* _Request_
Show every line below where "BITSTAMP" can be found.

-------------------------

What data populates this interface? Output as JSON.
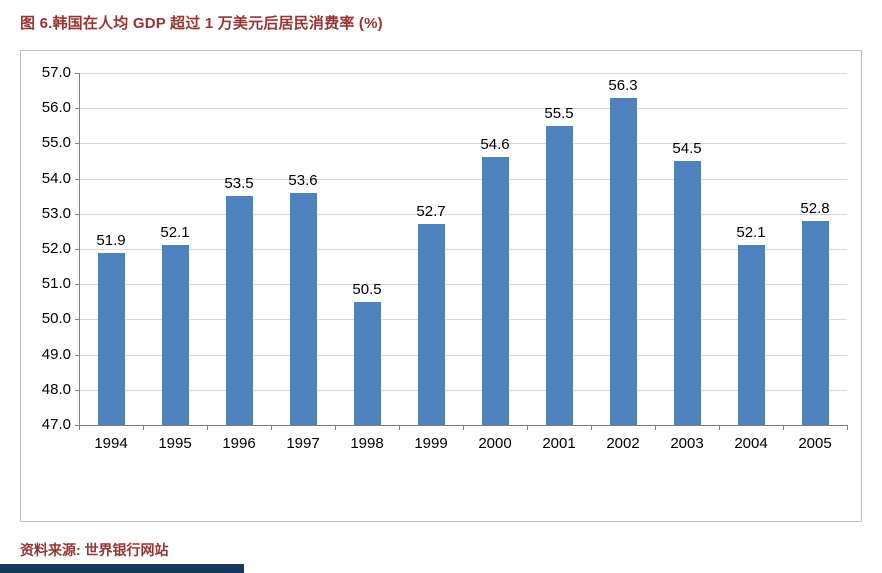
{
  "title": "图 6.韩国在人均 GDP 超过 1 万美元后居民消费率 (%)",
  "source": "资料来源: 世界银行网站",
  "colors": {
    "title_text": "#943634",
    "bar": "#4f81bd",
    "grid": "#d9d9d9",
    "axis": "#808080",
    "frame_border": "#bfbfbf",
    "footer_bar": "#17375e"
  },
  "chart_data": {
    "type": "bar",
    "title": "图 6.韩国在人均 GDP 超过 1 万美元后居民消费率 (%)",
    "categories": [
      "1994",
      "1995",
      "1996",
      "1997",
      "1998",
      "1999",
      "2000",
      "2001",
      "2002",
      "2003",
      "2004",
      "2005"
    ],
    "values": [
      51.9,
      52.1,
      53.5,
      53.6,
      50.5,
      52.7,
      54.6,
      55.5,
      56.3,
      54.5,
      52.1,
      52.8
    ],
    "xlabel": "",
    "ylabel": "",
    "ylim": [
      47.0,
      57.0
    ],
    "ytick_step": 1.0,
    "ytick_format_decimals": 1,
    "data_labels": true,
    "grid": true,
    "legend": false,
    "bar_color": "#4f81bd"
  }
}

-------------------------

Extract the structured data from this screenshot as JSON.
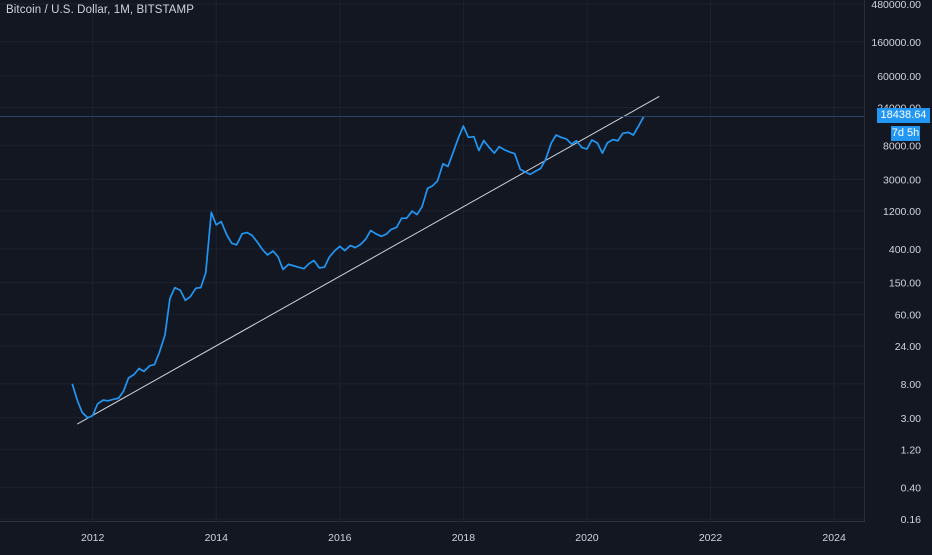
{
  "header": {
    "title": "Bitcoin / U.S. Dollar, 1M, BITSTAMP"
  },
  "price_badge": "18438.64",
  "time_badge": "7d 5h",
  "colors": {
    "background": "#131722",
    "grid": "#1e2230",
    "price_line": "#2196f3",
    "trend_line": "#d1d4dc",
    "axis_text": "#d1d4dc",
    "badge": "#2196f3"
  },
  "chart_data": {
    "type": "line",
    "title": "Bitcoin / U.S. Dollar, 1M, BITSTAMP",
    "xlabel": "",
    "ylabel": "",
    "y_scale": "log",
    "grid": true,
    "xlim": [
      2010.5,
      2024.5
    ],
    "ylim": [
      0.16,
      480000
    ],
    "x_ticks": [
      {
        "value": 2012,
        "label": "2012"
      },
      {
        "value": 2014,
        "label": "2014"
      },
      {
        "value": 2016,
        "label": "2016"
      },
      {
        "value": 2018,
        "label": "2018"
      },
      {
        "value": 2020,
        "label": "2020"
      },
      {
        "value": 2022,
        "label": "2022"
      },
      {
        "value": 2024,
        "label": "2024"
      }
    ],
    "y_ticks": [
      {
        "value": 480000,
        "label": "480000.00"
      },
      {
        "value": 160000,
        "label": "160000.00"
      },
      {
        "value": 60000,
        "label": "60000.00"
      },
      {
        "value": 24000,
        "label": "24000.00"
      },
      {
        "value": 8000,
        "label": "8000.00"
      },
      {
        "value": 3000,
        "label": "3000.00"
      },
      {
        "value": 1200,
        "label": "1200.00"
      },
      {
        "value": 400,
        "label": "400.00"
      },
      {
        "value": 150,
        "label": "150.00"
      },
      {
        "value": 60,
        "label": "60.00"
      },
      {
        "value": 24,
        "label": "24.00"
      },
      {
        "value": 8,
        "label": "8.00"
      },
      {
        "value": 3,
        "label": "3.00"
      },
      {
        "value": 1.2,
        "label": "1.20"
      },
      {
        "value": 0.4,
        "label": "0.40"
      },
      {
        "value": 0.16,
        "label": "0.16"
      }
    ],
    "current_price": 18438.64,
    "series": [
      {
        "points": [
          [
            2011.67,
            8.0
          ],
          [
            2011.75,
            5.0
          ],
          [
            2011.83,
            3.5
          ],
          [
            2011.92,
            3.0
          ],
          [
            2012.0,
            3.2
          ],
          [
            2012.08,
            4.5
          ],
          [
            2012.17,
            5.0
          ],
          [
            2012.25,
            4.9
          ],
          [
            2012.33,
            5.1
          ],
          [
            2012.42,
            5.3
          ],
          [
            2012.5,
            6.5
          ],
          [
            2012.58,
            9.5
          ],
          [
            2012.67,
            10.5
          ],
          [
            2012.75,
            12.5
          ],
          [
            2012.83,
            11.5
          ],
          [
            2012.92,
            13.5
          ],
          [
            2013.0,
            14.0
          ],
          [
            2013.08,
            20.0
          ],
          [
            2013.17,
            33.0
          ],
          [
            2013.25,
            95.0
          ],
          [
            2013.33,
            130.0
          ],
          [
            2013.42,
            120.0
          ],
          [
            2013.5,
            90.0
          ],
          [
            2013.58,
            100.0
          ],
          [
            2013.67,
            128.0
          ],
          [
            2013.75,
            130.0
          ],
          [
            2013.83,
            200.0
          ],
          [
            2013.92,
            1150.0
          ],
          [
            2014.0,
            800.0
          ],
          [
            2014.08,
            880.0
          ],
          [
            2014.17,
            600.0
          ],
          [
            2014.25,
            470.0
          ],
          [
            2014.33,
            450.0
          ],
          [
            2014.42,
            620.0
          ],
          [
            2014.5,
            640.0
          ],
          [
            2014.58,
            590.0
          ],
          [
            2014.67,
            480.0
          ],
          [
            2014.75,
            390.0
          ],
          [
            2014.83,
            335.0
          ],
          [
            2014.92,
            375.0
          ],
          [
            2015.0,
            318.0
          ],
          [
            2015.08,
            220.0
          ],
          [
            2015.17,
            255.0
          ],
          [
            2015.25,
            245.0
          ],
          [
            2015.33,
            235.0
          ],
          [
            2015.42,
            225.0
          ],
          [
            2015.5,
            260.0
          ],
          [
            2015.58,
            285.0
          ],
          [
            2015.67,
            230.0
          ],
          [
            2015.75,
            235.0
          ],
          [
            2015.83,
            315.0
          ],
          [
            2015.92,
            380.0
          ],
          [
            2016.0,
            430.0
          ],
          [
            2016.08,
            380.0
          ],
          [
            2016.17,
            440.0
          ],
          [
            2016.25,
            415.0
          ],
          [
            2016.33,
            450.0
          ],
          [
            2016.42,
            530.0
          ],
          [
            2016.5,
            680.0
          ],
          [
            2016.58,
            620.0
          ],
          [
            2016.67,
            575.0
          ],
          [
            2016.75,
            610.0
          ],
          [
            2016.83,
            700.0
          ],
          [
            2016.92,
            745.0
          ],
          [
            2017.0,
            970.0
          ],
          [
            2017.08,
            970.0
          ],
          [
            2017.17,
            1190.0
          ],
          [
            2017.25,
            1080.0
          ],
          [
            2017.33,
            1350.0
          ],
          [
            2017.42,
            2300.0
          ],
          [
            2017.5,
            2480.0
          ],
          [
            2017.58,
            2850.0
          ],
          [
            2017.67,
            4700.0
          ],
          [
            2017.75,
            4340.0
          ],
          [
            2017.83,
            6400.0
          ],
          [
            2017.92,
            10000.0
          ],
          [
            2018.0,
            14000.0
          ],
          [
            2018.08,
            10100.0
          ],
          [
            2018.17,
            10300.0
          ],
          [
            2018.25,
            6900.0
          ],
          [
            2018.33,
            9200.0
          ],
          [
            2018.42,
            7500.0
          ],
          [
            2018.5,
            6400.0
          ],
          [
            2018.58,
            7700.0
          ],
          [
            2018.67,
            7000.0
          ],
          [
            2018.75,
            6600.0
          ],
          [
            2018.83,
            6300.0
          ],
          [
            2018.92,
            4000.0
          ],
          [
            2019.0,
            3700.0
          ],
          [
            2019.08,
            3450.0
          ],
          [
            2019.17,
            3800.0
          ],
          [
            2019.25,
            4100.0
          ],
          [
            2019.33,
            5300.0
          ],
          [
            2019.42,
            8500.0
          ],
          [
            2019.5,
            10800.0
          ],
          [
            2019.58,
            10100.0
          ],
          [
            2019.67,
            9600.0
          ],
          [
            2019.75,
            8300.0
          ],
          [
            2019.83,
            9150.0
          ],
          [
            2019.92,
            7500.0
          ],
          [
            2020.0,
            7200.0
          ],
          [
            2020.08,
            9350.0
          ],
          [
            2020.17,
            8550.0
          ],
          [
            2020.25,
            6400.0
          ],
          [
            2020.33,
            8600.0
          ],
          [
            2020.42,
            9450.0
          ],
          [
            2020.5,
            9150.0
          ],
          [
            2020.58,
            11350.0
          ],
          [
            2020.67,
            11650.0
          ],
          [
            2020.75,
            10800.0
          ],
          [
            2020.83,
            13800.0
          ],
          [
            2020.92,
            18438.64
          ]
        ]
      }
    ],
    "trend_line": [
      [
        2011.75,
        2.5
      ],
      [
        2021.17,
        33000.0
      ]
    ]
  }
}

-------------------------

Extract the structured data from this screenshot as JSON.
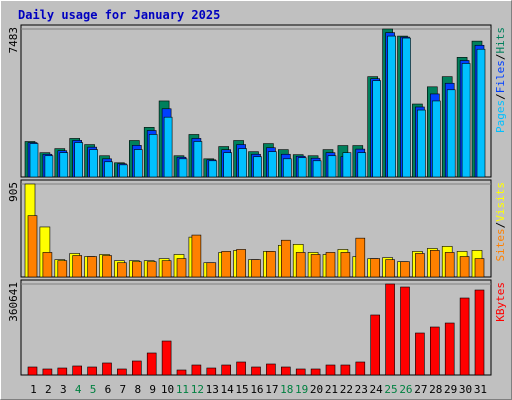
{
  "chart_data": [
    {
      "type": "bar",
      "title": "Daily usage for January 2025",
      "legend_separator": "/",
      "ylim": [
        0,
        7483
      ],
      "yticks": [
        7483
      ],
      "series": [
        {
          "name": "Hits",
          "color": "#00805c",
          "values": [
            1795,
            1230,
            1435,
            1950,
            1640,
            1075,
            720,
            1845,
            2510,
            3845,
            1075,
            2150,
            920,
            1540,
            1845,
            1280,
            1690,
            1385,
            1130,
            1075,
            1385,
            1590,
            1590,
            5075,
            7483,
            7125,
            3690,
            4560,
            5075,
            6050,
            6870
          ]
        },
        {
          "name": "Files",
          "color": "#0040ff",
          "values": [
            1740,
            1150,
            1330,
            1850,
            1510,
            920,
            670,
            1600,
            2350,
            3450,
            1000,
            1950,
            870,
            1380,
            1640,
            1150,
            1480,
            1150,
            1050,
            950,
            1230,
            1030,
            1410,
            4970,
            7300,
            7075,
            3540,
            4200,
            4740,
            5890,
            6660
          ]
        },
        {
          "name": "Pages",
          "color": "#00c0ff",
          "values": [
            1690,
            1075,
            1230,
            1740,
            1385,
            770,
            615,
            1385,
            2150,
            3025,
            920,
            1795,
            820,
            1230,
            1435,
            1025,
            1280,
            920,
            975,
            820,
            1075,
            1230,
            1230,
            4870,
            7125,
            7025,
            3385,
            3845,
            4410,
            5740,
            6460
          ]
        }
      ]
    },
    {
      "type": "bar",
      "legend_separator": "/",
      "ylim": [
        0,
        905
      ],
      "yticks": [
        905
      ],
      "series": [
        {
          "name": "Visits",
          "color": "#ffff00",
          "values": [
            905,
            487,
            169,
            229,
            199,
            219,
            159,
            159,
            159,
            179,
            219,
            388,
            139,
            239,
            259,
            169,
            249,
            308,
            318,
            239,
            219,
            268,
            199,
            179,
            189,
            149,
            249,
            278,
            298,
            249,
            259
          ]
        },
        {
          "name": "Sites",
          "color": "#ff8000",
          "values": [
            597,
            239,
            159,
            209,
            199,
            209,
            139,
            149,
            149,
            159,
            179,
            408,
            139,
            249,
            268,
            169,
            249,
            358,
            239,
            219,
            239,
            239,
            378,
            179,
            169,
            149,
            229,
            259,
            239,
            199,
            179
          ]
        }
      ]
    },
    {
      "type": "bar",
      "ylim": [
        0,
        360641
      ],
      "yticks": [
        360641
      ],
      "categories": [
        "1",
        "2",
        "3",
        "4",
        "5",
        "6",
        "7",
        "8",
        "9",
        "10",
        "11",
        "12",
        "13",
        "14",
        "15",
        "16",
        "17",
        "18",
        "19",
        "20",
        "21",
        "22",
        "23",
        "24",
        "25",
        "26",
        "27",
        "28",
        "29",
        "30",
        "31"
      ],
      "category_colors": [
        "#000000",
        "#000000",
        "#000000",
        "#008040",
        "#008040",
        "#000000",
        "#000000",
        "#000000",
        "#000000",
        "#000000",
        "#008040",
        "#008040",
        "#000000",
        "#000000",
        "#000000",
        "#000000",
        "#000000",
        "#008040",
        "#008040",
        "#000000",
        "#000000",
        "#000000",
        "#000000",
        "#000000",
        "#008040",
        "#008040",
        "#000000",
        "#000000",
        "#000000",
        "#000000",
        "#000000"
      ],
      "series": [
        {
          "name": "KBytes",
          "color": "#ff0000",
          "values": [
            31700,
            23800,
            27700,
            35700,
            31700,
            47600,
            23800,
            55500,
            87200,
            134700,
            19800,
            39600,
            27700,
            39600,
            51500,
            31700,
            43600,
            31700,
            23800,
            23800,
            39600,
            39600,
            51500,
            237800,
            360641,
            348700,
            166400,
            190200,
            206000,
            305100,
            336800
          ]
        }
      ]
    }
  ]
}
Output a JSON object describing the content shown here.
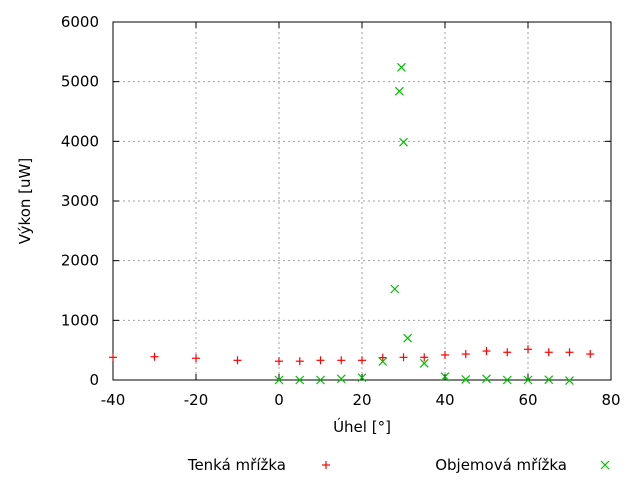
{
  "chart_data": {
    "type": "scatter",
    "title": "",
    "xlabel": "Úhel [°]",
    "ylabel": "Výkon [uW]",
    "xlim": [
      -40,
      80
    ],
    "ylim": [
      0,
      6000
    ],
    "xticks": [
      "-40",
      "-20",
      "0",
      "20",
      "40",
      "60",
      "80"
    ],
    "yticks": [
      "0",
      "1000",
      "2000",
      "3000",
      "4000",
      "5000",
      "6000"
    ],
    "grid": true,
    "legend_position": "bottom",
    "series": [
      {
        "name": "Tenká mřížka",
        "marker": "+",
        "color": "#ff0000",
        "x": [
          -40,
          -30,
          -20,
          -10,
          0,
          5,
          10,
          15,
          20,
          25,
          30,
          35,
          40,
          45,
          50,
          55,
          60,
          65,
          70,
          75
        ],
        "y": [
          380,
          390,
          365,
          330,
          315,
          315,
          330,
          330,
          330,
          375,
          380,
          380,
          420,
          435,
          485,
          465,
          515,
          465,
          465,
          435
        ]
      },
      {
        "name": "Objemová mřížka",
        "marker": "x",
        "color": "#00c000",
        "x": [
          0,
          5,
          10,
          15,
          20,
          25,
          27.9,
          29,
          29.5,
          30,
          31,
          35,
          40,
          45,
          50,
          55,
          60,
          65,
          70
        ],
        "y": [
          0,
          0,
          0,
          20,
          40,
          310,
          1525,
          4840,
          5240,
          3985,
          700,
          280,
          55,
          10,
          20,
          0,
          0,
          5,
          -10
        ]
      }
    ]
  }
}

-------------------------

* _Problem solution_
    "title": "Bitcoin / U.S. Dollar, 1M, BITSTAMP"
    "title": "Bitcoin / U.S. Dollar, 1M, BITSTAMP",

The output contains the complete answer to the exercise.